### STATED PROBLEM
Put the stretch of the material below, from its first line through the line containing "row-name: Арматура класса АI диа- метром I0мм" (both ends included), into a JSON list of strings with one string per line. Leave out blank lines and everything after that stretch.

### RECORD EXTRACTS

::::

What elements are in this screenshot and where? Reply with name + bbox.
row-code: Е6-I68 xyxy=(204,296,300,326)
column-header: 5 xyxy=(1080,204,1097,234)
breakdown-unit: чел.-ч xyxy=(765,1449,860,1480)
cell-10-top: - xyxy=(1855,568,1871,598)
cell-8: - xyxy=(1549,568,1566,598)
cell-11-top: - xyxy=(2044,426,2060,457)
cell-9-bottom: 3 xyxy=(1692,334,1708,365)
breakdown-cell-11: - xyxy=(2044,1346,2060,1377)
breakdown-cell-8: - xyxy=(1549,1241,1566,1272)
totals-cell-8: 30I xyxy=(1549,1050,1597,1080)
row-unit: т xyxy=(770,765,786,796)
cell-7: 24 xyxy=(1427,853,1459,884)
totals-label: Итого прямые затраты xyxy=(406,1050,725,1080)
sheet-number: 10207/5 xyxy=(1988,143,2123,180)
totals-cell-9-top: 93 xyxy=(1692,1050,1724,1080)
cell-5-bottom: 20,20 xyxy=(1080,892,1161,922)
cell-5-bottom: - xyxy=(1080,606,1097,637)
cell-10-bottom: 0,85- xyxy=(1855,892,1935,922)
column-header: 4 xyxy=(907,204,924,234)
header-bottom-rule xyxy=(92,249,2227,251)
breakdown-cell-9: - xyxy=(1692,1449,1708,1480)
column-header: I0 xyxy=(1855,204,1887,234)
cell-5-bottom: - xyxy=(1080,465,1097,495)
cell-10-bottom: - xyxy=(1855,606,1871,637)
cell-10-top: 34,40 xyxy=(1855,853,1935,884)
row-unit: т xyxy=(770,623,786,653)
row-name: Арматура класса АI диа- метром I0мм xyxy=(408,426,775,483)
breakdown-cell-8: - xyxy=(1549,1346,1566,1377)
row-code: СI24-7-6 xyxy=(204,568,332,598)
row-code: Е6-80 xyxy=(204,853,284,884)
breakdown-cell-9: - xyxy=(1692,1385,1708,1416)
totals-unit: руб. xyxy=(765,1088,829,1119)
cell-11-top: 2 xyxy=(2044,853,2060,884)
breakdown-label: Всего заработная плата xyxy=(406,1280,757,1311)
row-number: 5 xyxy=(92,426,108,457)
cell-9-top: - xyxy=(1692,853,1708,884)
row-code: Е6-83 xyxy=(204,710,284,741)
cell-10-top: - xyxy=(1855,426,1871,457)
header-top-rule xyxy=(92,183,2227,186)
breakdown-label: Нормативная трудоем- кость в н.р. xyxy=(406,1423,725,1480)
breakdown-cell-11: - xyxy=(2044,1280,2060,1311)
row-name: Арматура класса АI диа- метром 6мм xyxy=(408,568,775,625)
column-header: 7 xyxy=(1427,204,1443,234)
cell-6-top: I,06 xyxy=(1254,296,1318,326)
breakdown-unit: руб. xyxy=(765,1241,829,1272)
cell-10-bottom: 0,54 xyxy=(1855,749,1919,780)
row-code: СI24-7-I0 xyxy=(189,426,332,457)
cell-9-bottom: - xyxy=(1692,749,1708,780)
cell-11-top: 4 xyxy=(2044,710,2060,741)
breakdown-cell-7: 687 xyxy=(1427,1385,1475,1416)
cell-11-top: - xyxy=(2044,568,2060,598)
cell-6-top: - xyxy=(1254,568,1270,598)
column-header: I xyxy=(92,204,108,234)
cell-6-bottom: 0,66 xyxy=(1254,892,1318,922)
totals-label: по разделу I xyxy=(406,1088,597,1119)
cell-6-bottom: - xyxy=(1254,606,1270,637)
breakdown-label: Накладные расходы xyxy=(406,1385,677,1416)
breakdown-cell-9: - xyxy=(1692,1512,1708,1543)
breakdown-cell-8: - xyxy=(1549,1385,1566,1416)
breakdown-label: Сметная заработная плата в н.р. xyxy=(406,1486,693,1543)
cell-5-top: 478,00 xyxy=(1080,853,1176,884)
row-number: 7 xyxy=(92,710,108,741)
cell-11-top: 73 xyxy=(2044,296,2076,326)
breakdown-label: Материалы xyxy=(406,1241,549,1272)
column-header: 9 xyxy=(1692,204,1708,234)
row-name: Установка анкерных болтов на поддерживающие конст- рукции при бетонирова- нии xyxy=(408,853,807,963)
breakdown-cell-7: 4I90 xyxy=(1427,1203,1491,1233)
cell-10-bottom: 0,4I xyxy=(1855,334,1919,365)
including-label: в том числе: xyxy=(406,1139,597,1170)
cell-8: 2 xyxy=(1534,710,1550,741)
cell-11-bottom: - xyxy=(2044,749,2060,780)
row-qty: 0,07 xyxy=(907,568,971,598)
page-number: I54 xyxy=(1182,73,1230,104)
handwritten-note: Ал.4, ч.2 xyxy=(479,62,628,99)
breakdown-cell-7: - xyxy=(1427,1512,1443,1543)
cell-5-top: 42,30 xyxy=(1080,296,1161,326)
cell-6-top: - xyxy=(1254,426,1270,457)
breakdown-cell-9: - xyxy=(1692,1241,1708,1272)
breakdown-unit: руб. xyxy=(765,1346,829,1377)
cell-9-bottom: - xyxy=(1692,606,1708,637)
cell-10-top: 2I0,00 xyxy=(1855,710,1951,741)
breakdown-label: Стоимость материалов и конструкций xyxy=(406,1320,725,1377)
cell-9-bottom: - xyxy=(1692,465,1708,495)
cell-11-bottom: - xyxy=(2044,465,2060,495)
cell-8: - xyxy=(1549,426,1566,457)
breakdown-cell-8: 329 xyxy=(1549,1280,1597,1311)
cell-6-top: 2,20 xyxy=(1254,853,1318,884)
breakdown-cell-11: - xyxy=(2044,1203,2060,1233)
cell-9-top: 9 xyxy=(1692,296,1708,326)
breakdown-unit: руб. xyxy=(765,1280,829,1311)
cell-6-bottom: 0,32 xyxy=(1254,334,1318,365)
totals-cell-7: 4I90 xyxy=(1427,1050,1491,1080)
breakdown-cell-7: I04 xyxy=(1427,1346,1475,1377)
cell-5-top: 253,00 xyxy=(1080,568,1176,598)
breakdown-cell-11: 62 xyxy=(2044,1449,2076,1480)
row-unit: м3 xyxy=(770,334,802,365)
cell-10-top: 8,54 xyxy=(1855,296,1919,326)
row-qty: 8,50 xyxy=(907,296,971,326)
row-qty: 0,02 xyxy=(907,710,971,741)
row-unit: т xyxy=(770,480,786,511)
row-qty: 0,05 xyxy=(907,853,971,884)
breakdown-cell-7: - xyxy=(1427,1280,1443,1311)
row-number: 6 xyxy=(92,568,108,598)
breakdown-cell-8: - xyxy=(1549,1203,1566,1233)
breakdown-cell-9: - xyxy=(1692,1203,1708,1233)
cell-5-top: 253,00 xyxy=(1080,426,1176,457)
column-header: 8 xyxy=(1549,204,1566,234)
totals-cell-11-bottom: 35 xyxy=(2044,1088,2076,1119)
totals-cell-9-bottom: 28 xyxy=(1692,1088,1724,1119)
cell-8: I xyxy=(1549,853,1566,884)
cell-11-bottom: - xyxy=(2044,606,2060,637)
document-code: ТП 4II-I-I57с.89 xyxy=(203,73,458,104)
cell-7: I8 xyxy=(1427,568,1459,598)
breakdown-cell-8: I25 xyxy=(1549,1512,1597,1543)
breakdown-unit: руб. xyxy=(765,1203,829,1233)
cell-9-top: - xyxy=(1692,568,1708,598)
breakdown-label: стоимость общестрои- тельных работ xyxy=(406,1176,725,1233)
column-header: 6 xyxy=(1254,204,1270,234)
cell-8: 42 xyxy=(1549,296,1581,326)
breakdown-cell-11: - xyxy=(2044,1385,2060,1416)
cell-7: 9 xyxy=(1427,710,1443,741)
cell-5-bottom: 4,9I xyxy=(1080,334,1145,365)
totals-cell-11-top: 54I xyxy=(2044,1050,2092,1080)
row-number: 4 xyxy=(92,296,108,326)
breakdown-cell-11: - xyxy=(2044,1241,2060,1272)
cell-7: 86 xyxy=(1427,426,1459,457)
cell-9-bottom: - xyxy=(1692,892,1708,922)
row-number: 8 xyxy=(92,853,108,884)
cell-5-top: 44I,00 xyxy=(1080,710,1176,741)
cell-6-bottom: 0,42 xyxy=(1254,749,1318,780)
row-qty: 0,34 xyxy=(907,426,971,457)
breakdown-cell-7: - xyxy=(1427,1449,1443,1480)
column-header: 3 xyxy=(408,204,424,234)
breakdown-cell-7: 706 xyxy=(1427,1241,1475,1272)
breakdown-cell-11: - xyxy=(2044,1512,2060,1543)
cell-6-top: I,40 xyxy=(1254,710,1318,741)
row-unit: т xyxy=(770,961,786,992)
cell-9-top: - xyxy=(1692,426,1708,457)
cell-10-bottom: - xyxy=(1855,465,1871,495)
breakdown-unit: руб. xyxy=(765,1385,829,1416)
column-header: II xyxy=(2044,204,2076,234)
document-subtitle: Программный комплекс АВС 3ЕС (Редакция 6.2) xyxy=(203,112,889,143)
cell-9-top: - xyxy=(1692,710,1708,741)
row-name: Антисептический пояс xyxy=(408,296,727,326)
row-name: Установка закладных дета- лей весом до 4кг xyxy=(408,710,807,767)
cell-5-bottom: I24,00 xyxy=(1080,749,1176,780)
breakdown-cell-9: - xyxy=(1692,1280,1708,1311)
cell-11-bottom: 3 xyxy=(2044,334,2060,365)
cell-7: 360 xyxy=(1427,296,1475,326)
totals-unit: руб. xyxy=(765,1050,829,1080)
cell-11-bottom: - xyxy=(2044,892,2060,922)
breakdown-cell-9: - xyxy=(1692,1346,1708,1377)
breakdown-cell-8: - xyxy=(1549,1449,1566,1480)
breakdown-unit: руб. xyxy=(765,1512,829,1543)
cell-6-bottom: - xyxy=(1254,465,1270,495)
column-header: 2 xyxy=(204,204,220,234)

::::

### SOLUTION TO THIS EXERCISE
[
  "What elements are in this screenshot and where? Reply with name + bbox.",
  "row-code: Е6-I68 xyxy=(204,296,300,326)",
  "column-header: 5 xyxy=(1080,204,1097,234)",
  "breakdown-unit: чел.-ч xyxy=(765,1449,860,1480)",
  "cell-10-top: - xyxy=(1855,568,1871,598)",
  "cell-8: - xyxy=(1549,568,1566,598)",
  "cell-11-top: - xyxy=(2044,426,2060,457)",
  "cell-9-bottom: 3 xyxy=(1692,334,1708,365)",
  "breakdown-cell-11: - xyxy=(2044,1346,2060,1377)",
  "breakdown-cell-8: - xyxy=(1549,1241,1566,1272)",
  "totals-cell-8: 30I xyxy=(1549,1050,1597,1080)",
  "row-unit: т xyxy=(770,765,786,796)",
  "cell-7: 24 xyxy=(1427,853,1459,884)",
  "totals-label: Итого прямые затраты xyxy=(406,1050,725,1080)",
  "sheet-number: 10207/5 xyxy=(1988,143,2123,180)",
  "totals-cell-9-top: 93 xyxy=(1692,1050,1724,1080)",
  "cell-5-bottom: 20,20 xyxy=(1080,892,1161,922)",
  "cell-5-bottom: - xyxy=(1080,606,1097,637)",
  "cell-10-bottom: 0,85- xyxy=(1855,892,1935,922)",
  "column-header: 4 xyxy=(907,204,924,234)",
  "header-bottom-rule xyxy=(92,249,2227,251)",
  "breakdown-cell-9: - xyxy=(1692,1449,1708,1480)",
  "column-header: I0 xyxy=(1855,204,1887,234)",
  "cell-5-bottom: - xyxy=(1080,465,1097,495)",
  "cell-10-bottom: - xyxy=(1855,606,1871,637)",
  "cell-10-top: 34,40 xyxy=(1855,853,1935,884)",
  "row-unit: т xyxy=(770,623,786,653)",
  "row-name: Арматура класса АI диа- метром I0мм xyxy=(408,426,775,483)"
]